_EXERCISE GOAL_
Only the pictures are omitted; repeat all other data exactly.

_PROVIDED DATA_
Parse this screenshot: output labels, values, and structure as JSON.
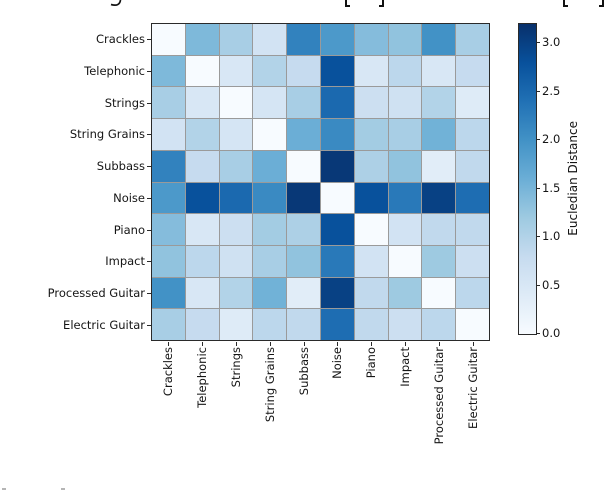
{
  "chart_data": {
    "type": "heatmap",
    "title": "",
    "categories": [
      "Crackles",
      "Telephonic",
      "Strings",
      "String Grains",
      "Subbass",
      "Noise",
      "Piano",
      "Impact",
      "Processed Guitar",
      "Electric Guitar"
    ],
    "matrix": [
      [
        0.0,
        1.45,
        1.1,
        0.6,
        2.2,
        1.9,
        1.4,
        1.3,
        2.0,
        1.1
      ],
      [
        1.45,
        0.0,
        0.5,
        1.0,
        0.8,
        2.8,
        0.5,
        0.9,
        0.5,
        0.8
      ],
      [
        1.1,
        0.5,
        0.0,
        0.55,
        1.1,
        2.5,
        0.7,
        0.65,
        1.0,
        0.4
      ],
      [
        0.6,
        1.0,
        0.55,
        0.0,
        1.6,
        2.1,
        1.15,
        1.1,
        1.55,
        0.9
      ],
      [
        2.2,
        0.8,
        1.1,
        1.6,
        0.0,
        3.1,
        1.05,
        1.3,
        0.35,
        0.85
      ],
      [
        1.9,
        2.8,
        2.5,
        2.1,
        3.1,
        0.0,
        2.8,
        2.3,
        3.0,
        2.45
      ],
      [
        1.4,
        0.5,
        0.7,
        1.15,
        1.05,
        2.8,
        0.0,
        0.6,
        0.85,
        0.85
      ],
      [
        1.3,
        0.9,
        0.65,
        1.1,
        1.3,
        2.3,
        0.6,
        0.0,
        1.2,
        0.7
      ],
      [
        2.0,
        0.5,
        1.0,
        1.55,
        0.35,
        3.0,
        0.85,
        1.2,
        0.0,
        0.9
      ],
      [
        1.1,
        0.8,
        0.4,
        0.9,
        0.85,
        2.45,
        0.85,
        0.7,
        0.9,
        0.0
      ]
    ],
    "grid": {
      "lines": true,
      "line_color": "#9a9a9a"
    },
    "colorbar": {
      "label": "Eucledian Distance",
      "ticks": [
        0.0,
        0.5,
        1.0,
        1.5,
        2.0,
        2.5,
        3.0
      ],
      "vmin": 0.0,
      "vmax": 3.2,
      "colormap": "Blues",
      "colormap_stops": [
        "#f7fbff",
        "#deebf7",
        "#c6dbef",
        "#9ecae1",
        "#6baed6",
        "#4292c6",
        "#2171b5",
        "#08519c",
        "#08306b"
      ]
    }
  },
  "cropped_caption": {
    "top_edge_glyph_bottoms": [
      "y",
      "[",
      "]",
      "[",
      "]"
    ]
  }
}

_RESULT OF THE TASK_
Parse this screenshot: output labels, values, and structure as JSON.
{
  "chart_data": {
    "type": "heatmap",
    "title": "",
    "categories": [
      "Crackles",
      "Telephonic",
      "Strings",
      "String Grains",
      "Subbass",
      "Noise",
      "Piano",
      "Impact",
      "Processed Guitar",
      "Electric Guitar"
    ],
    "matrix": [
      [
        0.0,
        1.45,
        1.1,
        0.6,
        2.2,
        1.9,
        1.4,
        1.3,
        2.0,
        1.1
      ],
      [
        1.45,
        0.0,
        0.5,
        1.0,
        0.8,
        2.8,
        0.5,
        0.9,
        0.5,
        0.8
      ],
      [
        1.1,
        0.5,
        0.0,
        0.55,
        1.1,
        2.5,
        0.7,
        0.65,
        1.0,
        0.4
      ],
      [
        0.6,
        1.0,
        0.55,
        0.0,
        1.6,
        2.1,
        1.15,
        1.1,
        1.55,
        0.9
      ],
      [
        2.2,
        0.8,
        1.1,
        1.6,
        0.0,
        3.1,
        1.05,
        1.3,
        0.35,
        0.85
      ],
      [
        1.9,
        2.8,
        2.5,
        2.1,
        3.1,
        0.0,
        2.8,
        2.3,
        3.0,
        2.45
      ],
      [
        1.4,
        0.5,
        0.7,
        1.15,
        1.05,
        2.8,
        0.0,
        0.6,
        0.85,
        0.85
      ],
      [
        1.3,
        0.9,
        0.65,
        1.1,
        1.3,
        2.3,
        0.6,
        0.0,
        1.2,
        0.7
      ],
      [
        2.0,
        0.5,
        1.0,
        1.55,
        0.35,
        3.0,
        0.85,
        1.2,
        0.0,
        0.9
      ],
      [
        1.1,
        0.8,
        0.4,
        0.9,
        0.85,
        2.45,
        0.85,
        0.7,
        0.9,
        0.0
      ]
    ],
    "grid": {
      "lines": true,
      "line_color": "#9a9a9a"
    },
    "colorbar": {
      "label": "Eucledian Distance",
      "ticks": [
        0.0,
        0.5,
        1.0,
        1.5,
        2.0,
        2.5,
        3.0
      ],
      "vmin": 0.0,
      "vmax": 3.2,
      "colormap": "Blues",
      "colormap_stops": [
        "#f7fbff",
        "#deebf7",
        "#c6dbef",
        "#9ecae1",
        "#6baed6",
        "#4292c6",
        "#2171b5",
        "#08519c",
        "#08306b"
      ]
    }
  },
  "cropped_caption": {
    "top_edge_glyph_bottoms": [
      "y",
      "[",
      "]",
      "[",
      "]"
    ]
  }
}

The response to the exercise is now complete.